AVAILABLE RECORDS:
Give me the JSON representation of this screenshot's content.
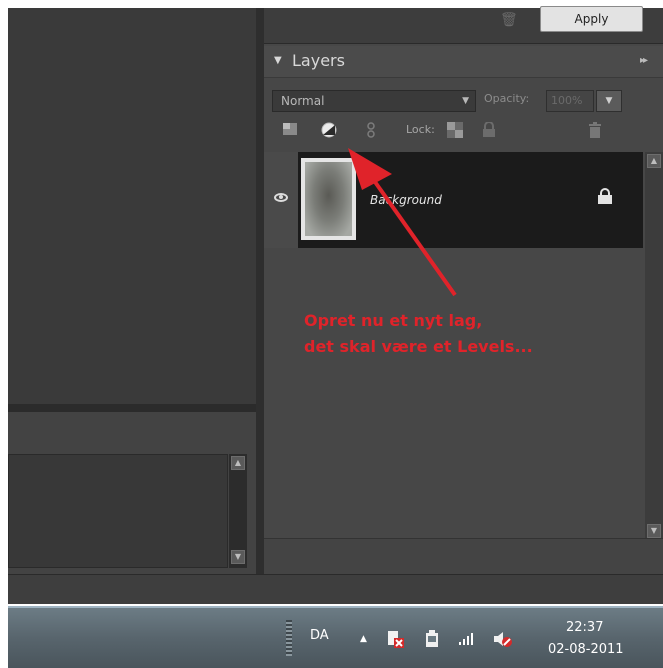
{
  "toolbar": {
    "apply_label": "Apply"
  },
  "layers_panel": {
    "title": "Layers",
    "blend_mode": "Normal",
    "opacity_label": "Opacity:",
    "opacity_value": "100%",
    "lock_label": "Lock:",
    "layers": [
      {
        "name": "Background",
        "visible": true,
        "locked": true
      }
    ]
  },
  "annotation": {
    "lines": [
      "Opret nu et nyt lag,",
      "det skal være et Levels..."
    ],
    "color": "#e0232a"
  },
  "taskbar": {
    "language": "DA",
    "time": "22:37",
    "date": "02-08-2011"
  },
  "icons": [
    "trash-icon",
    "layer-mask-icon",
    "adjustment-layer-icon",
    "link-icon",
    "lock-transparency-icon",
    "lock-all-icon",
    "eye-icon",
    "lock-icon",
    "red-arrow"
  ]
}
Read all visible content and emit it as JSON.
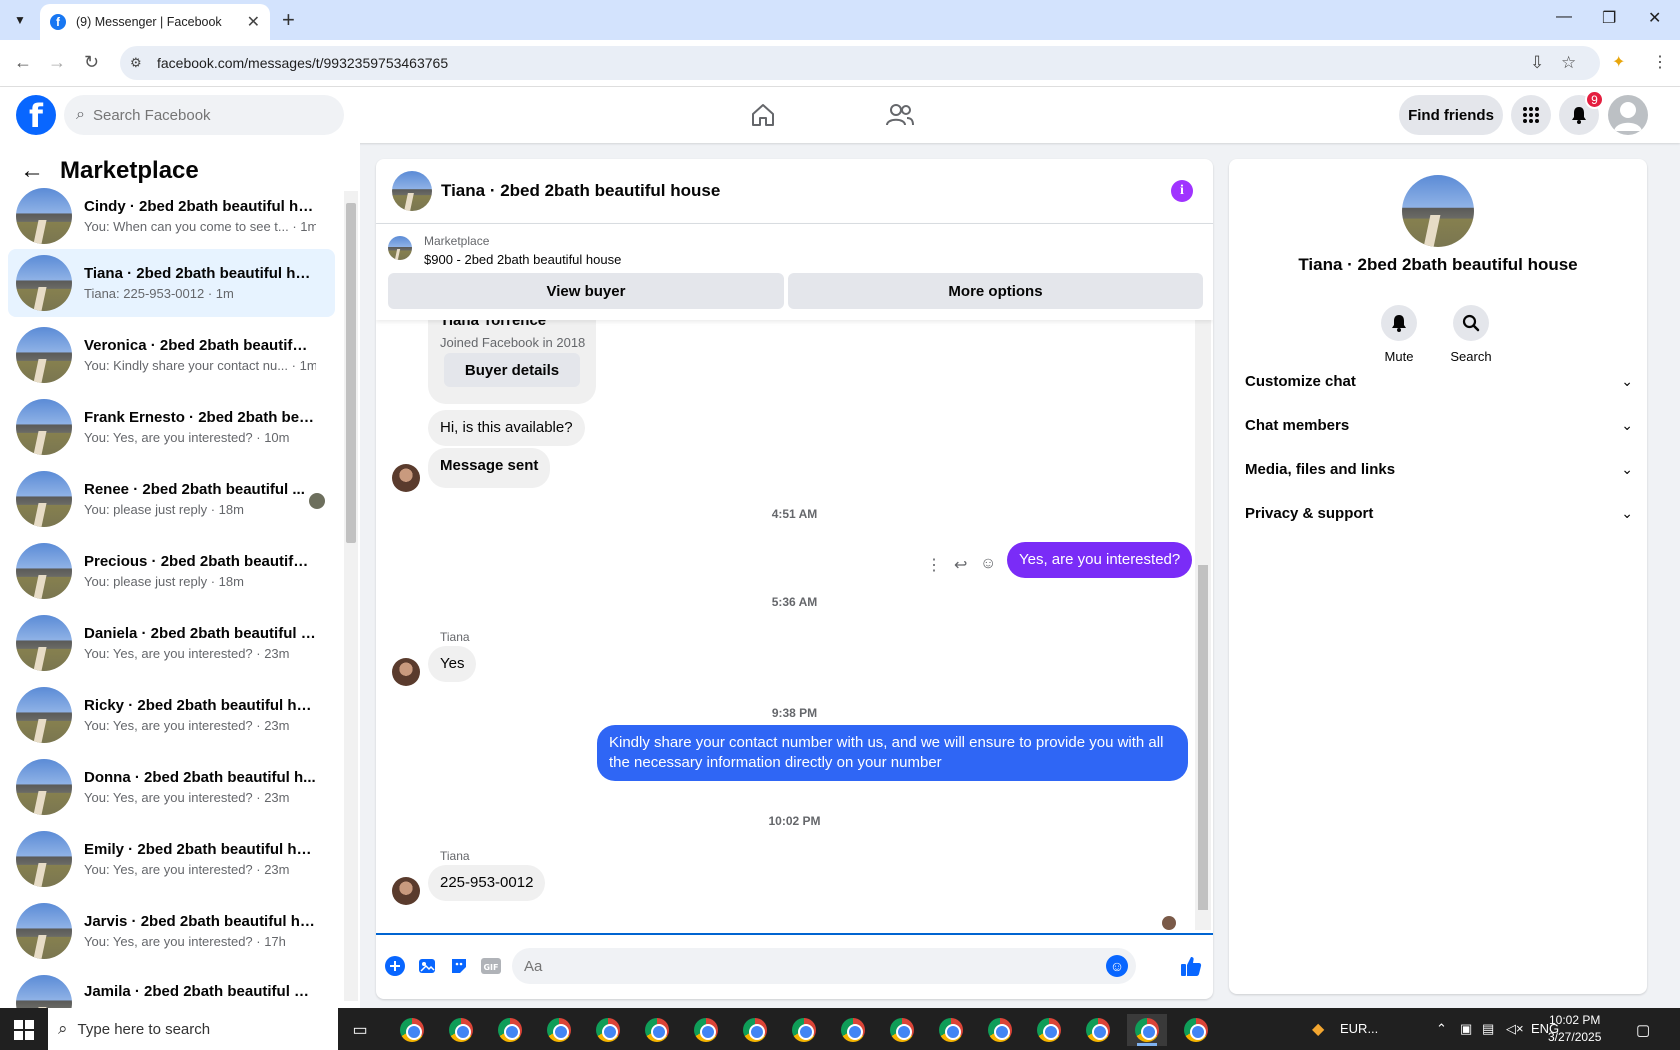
{
  "browser": {
    "tab_title": "(9) Messenger | Facebook",
    "url": "facebook.com/messages/t/9932359753463765"
  },
  "fb": {
    "search_placeholder": "Search Facebook",
    "find_friends": "Find friends",
    "notification_count": "9"
  },
  "left": {
    "title": "Marketplace",
    "conversations": [
      {
        "name": "Cindy · 2bed 2bath beautiful ho...",
        "sub": "You: When can you come to see t... · 1m",
        "active": false
      },
      {
        "name": "Tiana · 2bed 2bath beautiful ho...",
        "sub": "Tiana: 225-953-0012 · 1m",
        "active": true
      },
      {
        "name": "Veronica · 2bed 2bath beautiful ...",
        "sub": "You: Kindly share your contact nu... · 1m",
        "active": false
      },
      {
        "name": "Frank Ernesto · 2bed 2bath bea...",
        "sub": "You: Yes, are you interested? · 10m",
        "active": false
      },
      {
        "name": "Renee · 2bed 2bath beautiful ...",
        "sub": "You: please just reply · 18m",
        "active": false
      },
      {
        "name": "Precious · 2bed 2bath beautiful ...",
        "sub": "You: please just reply · 18m",
        "active": false
      },
      {
        "name": "Daniela · 2bed 2bath beautiful h...",
        "sub": "You: Yes, are you interested? · 23m",
        "active": false
      },
      {
        "name": "Ricky · 2bed 2bath beautiful ho...",
        "sub": "You: Yes, are you interested? · 23m",
        "active": false
      },
      {
        "name": "Donna · 2bed 2bath beautiful h...",
        "sub": "You: Yes, are you interested? · 23m",
        "active": false
      },
      {
        "name": "Emily · 2bed 2bath beautiful ho...",
        "sub": "You: Yes, are you interested? · 23m",
        "active": false
      },
      {
        "name": "Jarvis · 2bed 2bath beautiful ho...",
        "sub": "You: Yes, are you interested? · 17h",
        "active": false
      },
      {
        "name": "Jamila · 2bed 2bath beautiful ho...",
        "sub": "",
        "active": false
      }
    ]
  },
  "chat": {
    "title": "Tiana · 2bed 2bath beautiful house",
    "listing_label": "Marketplace",
    "listing_price": "$900 - 2bed 2bath beautiful house",
    "view_buyer": "View buyer",
    "more_options": "More options",
    "profile_name": "Tiana Torrence",
    "profile_joined": "Joined Facebook in 2018",
    "buyer_details": "Buyer details",
    "msg_available": "Hi, is this available?",
    "msg_sent": "Message sent",
    "time1": "4:51 AM",
    "msg_interested": "Yes, are you interested?",
    "time2": "5:36 AM",
    "sender": "Tiana",
    "msg_yes": "Yes",
    "time3": "9:38 PM",
    "msg_share": "Kindly share your contact number with us, and we will ensure to provide you with all the necessary information directly on your number",
    "time4": "10:02 PM",
    "msg_phone": "225-953-0012",
    "composer_placeholder": "Aa"
  },
  "right": {
    "title": "Tiana · 2bed 2bath beautiful house",
    "mute": "Mute",
    "search": "Search",
    "sections": [
      "Customize chat",
      "Chat members",
      "Media, files and links",
      "Privacy & support"
    ]
  },
  "taskbar": {
    "search_placeholder": "Type here to search",
    "weather": "EUR...",
    "lang": "ENG",
    "time": "10:02 PM",
    "date": "3/27/2025"
  }
}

REQUIREMENTS:
Which lines above contain the word "true"? Copy each of them.

PROBLEM SOLUTION:
        "visible": true,
        "locked": true
        "active": true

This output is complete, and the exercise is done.